'''
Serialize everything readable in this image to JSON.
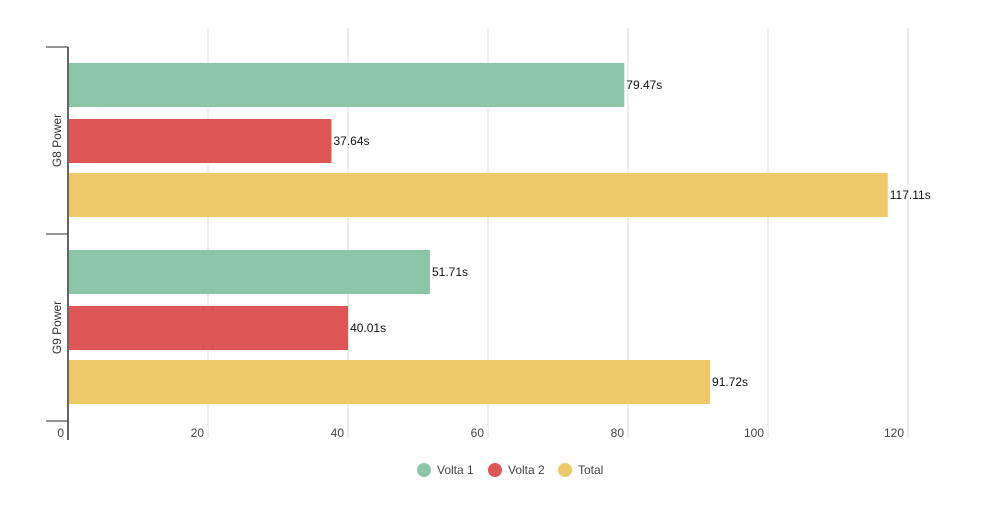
{
  "chart_data": {
    "type": "bar",
    "orientation": "horizontal",
    "categories": [
      "G8 Power",
      "G9 Power"
    ],
    "series": [
      {
        "name": "Volta 1",
        "values": [
          79.47,
          51.71
        ],
        "labels": [
          "79.47s",
          "51.71s"
        ],
        "color": "#8dc5a9"
      },
      {
        "name": "Volta 2",
        "values": [
          37.64,
          40.01
        ],
        "labels": [
          "37.64s",
          "40.01s"
        ],
        "color": "#dd5555"
      },
      {
        "name": "Total",
        "values": [
          117.11,
          91.72
        ],
        "labels": [
          "117.11s",
          "91.72s"
        ],
        "color": "#eec96a"
      }
    ],
    "xticks": [
      0,
      20,
      40,
      60,
      80,
      100,
      120
    ],
    "xlim": [
      0,
      120
    ],
    "grid": true,
    "legend": "bottom-center",
    "title": "",
    "xlabel": "",
    "ylabel": ""
  }
}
'''
> [Objective]: Count how many lines of the data include the word "color". Your reply should be that number alone.

> [Correct result]: 3